Task objective
Your task is to repeat the listing exactly.
-- Start of Material for this exercise --
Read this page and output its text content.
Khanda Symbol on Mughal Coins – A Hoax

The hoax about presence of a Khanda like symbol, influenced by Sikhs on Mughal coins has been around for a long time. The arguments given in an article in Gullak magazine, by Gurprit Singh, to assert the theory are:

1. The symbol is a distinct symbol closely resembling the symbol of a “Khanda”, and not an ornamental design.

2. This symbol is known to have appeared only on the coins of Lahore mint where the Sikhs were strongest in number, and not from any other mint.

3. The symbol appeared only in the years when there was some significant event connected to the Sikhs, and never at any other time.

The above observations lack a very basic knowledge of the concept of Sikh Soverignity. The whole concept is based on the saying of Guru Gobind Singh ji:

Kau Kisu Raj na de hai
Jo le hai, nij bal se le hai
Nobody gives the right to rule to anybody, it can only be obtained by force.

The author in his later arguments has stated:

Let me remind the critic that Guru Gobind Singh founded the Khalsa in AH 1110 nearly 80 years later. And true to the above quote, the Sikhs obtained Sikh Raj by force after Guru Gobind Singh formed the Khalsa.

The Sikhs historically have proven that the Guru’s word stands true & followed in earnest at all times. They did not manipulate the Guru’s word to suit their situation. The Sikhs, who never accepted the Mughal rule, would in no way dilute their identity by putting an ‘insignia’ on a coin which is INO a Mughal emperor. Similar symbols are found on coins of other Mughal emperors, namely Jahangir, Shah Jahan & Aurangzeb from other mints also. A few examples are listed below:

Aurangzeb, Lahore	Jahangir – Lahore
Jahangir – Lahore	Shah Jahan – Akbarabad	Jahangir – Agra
-- End of Material for this exercise --
Answer for the task
Read this page and output its text content.
Khanda Symbol on Mughal Coins – A Hoax

The hoax about presence of a Khanda like symbol, influenced by Sikhs on Mughal coins has been around for a long time. The arguments given in an article in Gullak magazine, by Gurprit Singh, to assert the theory are:

1. The symbol is a distinct symbol closely resembling the symbol of a “Khanda”, and not an ornamental design.

2. This symbol is known to have appeared only on the coins of Lahore mint where the Sikhs were strongest in number, and not from any other mint.

3. The symbol appeared only in the years when there was some significant event connected to the Sikhs, and never at any other time.

The above observations lack a very basic knowledge of the concept of Sikh Soverignity. The whole concept is based on the saying of Guru Gobind Singh ji:

Kau Kisu Raj na de hai
Jo le hai, nij bal se le hai
Nobody gives the right to rule to anybody, it can only be obtained by force.

The author in his later arguments has stated:

Let me remind the critic that Guru Gobind Singh founded the Khalsa in AH 1110 nearly 80 years later. And true to the above quote, the Sikhs obtained Sikh Raj by force after Guru Gobind Singh formed the Khalsa.

The Sikhs historically have proven that the Guru’s word stands true & followed in earnest at all times. They did not manipulate the Guru’s word to suit their situation. The Sikhs, who never accepted the Mughal rule, would in no way dilute their identity by putting an ‘insignia’ on a coin which is INO a Mughal emperor. Similar symbols are found on coins of other Mughal emperors, namely Jahangir, Shah Jahan & Aurangzeb from other mints also. A few examples are listed below:

Aurangzeb, Lahore	Jahangir – Lahore
Jahangir – Lahore	Shah Jahan – Akbarabad	Jahangir – Agra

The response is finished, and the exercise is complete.